**Written task**
Write out the full set of records below exactly.

··· Provided records

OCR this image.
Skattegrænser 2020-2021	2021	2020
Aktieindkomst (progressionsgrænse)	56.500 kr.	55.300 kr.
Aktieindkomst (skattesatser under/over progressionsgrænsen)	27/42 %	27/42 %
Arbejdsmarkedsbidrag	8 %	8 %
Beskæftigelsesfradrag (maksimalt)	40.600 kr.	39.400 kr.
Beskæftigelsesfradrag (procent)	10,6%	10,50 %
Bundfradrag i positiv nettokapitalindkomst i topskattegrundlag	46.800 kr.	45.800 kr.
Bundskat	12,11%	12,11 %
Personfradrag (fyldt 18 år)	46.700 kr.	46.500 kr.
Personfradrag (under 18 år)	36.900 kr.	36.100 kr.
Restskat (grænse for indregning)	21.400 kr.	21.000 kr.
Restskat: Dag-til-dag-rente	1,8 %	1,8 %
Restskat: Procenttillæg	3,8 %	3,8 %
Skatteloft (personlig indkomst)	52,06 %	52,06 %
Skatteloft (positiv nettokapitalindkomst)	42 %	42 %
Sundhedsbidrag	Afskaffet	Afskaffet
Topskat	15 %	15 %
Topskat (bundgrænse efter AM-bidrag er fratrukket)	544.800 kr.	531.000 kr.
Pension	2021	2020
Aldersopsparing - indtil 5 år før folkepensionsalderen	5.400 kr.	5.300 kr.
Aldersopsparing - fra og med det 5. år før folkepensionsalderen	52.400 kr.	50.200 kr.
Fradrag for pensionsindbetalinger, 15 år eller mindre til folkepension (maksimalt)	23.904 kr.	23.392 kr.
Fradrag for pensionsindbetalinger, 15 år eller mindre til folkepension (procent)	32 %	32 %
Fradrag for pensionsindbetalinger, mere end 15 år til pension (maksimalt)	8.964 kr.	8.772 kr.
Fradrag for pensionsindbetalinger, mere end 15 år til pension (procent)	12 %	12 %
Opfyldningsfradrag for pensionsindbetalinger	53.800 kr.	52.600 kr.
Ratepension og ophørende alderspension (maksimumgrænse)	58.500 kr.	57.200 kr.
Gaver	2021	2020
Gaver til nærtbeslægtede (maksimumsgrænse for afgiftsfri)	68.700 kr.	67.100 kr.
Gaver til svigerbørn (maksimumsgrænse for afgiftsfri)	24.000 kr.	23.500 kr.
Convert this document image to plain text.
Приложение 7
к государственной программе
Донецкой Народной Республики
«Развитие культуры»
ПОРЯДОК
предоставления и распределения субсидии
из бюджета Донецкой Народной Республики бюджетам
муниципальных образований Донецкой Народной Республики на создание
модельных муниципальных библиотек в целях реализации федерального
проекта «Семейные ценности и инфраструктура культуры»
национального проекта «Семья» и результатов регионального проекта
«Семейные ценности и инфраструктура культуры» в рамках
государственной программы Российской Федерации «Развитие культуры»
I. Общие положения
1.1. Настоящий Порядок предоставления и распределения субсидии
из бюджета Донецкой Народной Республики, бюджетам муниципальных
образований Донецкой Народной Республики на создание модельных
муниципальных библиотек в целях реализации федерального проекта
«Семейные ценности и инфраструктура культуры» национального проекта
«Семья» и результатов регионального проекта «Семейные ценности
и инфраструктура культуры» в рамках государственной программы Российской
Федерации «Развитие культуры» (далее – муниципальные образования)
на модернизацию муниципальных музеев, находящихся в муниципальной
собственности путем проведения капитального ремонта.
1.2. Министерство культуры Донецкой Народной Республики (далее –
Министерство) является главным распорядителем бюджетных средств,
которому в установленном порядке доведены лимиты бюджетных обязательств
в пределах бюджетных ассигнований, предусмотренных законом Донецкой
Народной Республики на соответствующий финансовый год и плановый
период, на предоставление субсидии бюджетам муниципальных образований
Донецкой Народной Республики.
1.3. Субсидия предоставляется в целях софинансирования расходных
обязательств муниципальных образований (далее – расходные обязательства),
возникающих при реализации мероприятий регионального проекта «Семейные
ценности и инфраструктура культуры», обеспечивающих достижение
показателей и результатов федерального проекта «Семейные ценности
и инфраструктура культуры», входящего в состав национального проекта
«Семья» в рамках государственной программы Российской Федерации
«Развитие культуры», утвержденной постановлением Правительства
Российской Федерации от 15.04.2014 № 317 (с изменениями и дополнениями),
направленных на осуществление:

······

**Final result**
OCR this image.
Skattegrænser 2020-2021	2021	2020
Aktieindkomst (progressionsgrænse)	56.500 kr.	55.300 kr.
Aktieindkomst (skattesatser under/over progressionsgrænsen)	27/42 %	27/42 %
Arbejdsmarkedsbidrag	8 %	8 %
Beskæftigelsesfradrag (maksimalt)	40.600 kr.	39.400 kr.
Beskæftigelsesfradrag (procent)	10,6%	10,50 %
Bundfradrag i positiv nettokapitalindkomst i topskattegrundlag	46.800 kr.	45.800 kr.
Bundskat	12,11%	12,11 %
Personfradrag (fyldt 18 år)	46.700 kr.	46.500 kr.
Personfradrag (under 18 år)	36.900 kr.	36.100 kr.
Restskat (grænse for indregning)	21.400 kr.	21.000 kr.
Restskat: Dag-til-dag-rente	1,8 %	1,8 %
Restskat: Procenttillæg	3,8 %	3,8 %
Skatteloft (personlig indkomst)	52,06 %	52,06 %
Skatteloft (positiv nettokapitalindkomst)	42 %	42 %
Sundhedsbidrag	Afskaffet	Afskaffet
Topskat	15 %	15 %
Topskat (bundgrænse efter AM-bidrag er fratrukket)	544.800 kr.	531.000 kr.
Pension	2021	2020
Aldersopsparing - indtil 5 år før folkepensionsalderen	5.400 kr.	5.300 kr.
Aldersopsparing - fra og med det 5. år før folkepensionsalderen	52.400 kr.	50.200 kr.
Fradrag for pensionsindbetalinger, 15 år eller mindre til folkepension (maksimalt)	23.904 kr.	23.392 kr.
Fradrag for pensionsindbetalinger, 15 år eller mindre til folkepension (procent)	32 %	32 %
Fradrag for pensionsindbetalinger, mere end 15 år til pension (maksimalt)	8.964 kr.	8.772 kr.
Fradrag for pensionsindbetalinger, mere end 15 år til pension (procent)	12 %	12 %
Opfyldningsfradrag for pensionsindbetalinger	53.800 kr.	52.600 kr.
Ratepension og ophørende alderspension (maksimumgrænse)	58.500 kr.	57.200 kr.
Gaver	2021	2020
Gaver til nærtbeslægtede (maksimumsgrænse for afgiftsfri)	68.700 kr.	67.100 kr.
Gaver til svigerbørn (maksimumsgrænse for afgiftsfri)	24.000 kr.	23.500 kr.
Convert this document image to plain text.
Приложение 7
к государственной программе
Донецкой Народной Республики
«Развитие культуры»
ПОРЯДОК
предоставления и распределения субсидии
из бюджета Донецкой Народной Республики бюджетам
муниципальных образований Донецкой Народной Республики на создание
модельных муниципальных библиотек в целях реализации федерального
проекта «Семейные ценности и инфраструктура культуры»
национального проекта «Семья» и результатов регионального проекта
«Семейные ценности и инфраструктура культуры» в рамках
государственной программы Российской Федерации «Развитие культуры»
I. Общие положения
1.1. Настоящий Порядок предоставления и распределения субсидии
из бюджета Донецкой Народной Республики, бюджетам муниципальных
образований Донецкой Народной Республики на создание модельных
муниципальных библиотек в целях реализации федерального проекта
«Семейные ценности и инфраструктура культуры» национального проекта
«Семья» и результатов регионального проекта «Семейные ценности
и инфраструктура культуры» в рамках государственной программы Российской
Федерации «Развитие культуры» (далее – муниципальные образования)
на модернизацию муниципальных музеев, находящихся в муниципальной
собственности путем проведения капитального ремонта.
1.2. Министерство культуры Донецкой Народной Республики (далее –
Министерство) является главным распорядителем бюджетных средств,
которому в установленном порядке доведены лимиты бюджетных обязательств
в пределах бюджетных ассигнований, предусмотренных законом Донецкой
Народной Республики на соответствующий финансовый год и плановый
период, на предоставление субсидии бюджетам муниципальных образований
Донецкой Народной Республики.
1.3. Субсидия предоставляется в целях софинансирования расходных
обязательств муниципальных образований (далее – расходные обязательства),
возникающих при реализации мероприятий регионального проекта «Семейные
ценности и инфраструктура культуры», обеспечивающих достижение
показателей и результатов федерального проекта «Семейные ценности
и инфраструктура культуры», входящего в состав национального проекта
«Семья» в рамках государственной программы Российской Федерации
«Развитие культуры», утвержденной постановлением Правительства
Российской Федерации от 15.04.2014 № 317 (с изменениями и дополнениями),
направленных на осуществление:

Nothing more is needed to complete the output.